Problem to work on: Your task is to copy every line of the entries that contains "ylabel".

━━━ Extracted material

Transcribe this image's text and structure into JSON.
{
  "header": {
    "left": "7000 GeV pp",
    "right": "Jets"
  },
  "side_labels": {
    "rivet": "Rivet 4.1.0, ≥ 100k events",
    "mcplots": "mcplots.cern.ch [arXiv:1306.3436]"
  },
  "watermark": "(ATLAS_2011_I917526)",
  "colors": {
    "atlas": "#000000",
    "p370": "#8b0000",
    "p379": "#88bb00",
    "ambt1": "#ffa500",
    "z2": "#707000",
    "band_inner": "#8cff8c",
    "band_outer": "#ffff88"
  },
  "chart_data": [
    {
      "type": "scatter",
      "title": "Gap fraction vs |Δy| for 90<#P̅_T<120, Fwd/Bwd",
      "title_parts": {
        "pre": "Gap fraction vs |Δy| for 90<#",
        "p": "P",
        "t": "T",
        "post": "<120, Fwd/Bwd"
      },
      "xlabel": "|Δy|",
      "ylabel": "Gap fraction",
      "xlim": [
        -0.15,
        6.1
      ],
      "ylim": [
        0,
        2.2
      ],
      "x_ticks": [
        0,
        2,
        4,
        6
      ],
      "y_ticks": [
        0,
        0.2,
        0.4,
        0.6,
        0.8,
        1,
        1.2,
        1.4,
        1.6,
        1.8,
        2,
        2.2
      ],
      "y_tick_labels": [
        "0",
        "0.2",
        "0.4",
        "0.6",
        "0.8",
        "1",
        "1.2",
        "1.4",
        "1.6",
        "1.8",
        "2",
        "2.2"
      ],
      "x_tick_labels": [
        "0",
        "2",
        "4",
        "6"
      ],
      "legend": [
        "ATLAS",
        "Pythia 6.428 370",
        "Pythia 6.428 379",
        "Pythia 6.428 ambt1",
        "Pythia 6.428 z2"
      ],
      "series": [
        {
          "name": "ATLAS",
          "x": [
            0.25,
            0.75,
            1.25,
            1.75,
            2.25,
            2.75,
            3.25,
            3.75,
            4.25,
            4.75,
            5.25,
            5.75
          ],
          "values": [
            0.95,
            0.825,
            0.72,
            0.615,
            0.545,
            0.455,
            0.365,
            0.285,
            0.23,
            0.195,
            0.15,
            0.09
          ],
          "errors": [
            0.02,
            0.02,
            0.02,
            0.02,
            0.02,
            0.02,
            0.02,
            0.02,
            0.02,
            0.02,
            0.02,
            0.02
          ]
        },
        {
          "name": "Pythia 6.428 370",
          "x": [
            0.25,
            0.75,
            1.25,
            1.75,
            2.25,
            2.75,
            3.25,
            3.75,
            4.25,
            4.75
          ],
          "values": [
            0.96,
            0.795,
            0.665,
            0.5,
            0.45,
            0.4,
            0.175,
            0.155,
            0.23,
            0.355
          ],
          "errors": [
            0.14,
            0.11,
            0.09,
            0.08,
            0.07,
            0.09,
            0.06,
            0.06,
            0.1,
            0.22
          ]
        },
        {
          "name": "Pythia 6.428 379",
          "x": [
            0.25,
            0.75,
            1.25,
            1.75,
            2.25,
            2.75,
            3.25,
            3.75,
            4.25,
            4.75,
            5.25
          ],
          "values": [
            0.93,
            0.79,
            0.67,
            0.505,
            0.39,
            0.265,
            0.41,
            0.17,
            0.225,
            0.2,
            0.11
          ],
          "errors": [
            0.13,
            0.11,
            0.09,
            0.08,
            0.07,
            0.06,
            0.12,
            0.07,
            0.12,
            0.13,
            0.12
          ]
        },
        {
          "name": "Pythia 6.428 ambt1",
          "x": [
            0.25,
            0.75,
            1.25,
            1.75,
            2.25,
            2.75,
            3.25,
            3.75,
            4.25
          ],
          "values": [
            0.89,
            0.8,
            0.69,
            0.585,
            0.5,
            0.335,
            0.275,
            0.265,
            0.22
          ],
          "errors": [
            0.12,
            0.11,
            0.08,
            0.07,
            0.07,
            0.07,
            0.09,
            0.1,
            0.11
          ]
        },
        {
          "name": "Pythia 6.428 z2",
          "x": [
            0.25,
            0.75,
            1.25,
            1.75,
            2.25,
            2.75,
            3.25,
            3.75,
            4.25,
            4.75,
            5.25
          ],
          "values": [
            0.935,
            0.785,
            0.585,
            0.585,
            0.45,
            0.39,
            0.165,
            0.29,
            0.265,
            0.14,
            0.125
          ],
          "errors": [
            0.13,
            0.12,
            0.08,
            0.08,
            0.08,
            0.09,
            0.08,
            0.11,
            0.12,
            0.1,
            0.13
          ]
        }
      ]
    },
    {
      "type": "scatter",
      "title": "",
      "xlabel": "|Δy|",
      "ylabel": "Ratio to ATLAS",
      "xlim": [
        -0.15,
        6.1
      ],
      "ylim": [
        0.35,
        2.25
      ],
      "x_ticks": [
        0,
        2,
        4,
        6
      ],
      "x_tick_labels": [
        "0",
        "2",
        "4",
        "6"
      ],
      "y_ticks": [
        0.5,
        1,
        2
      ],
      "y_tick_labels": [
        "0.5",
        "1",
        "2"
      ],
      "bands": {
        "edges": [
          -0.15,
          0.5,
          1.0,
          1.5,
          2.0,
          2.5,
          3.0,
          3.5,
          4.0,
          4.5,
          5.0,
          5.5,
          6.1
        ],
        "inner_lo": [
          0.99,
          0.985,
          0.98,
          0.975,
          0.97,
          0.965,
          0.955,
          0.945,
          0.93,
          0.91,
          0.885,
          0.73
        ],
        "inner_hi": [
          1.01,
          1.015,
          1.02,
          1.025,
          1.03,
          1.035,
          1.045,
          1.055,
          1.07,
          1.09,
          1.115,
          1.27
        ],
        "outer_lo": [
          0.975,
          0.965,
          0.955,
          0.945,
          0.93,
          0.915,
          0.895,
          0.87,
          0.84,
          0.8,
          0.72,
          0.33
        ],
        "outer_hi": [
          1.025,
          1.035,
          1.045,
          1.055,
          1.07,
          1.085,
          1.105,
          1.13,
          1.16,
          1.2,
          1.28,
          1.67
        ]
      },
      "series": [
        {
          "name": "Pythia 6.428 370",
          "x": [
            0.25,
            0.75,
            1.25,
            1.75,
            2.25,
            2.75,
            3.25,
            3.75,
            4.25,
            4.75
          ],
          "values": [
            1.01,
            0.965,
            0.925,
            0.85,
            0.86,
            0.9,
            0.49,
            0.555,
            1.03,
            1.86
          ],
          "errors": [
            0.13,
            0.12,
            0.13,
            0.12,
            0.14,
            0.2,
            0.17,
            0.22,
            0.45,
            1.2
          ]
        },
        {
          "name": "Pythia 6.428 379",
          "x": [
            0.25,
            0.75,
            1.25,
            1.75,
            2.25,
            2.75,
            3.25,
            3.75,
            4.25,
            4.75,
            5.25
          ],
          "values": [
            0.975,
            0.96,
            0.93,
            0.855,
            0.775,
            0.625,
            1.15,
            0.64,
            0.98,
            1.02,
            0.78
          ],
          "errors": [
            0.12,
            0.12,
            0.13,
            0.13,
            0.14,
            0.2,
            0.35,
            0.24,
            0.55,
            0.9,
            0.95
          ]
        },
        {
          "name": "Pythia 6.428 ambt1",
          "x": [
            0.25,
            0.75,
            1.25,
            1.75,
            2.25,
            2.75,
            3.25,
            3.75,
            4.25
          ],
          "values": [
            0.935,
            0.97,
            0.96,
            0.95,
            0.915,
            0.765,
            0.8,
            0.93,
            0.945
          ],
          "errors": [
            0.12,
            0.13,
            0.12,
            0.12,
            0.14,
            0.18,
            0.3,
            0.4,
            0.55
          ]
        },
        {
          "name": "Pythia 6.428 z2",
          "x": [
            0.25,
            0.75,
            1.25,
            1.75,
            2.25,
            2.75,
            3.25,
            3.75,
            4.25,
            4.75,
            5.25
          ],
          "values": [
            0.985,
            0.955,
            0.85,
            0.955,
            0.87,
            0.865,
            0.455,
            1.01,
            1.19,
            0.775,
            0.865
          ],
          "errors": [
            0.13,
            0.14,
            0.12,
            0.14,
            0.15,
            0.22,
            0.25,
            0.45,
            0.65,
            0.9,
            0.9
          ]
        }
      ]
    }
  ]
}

━━━━━━

Exercise answer:
      "ylabel": "Gap fraction",
      "ylabel": "Ratio to ATLAS",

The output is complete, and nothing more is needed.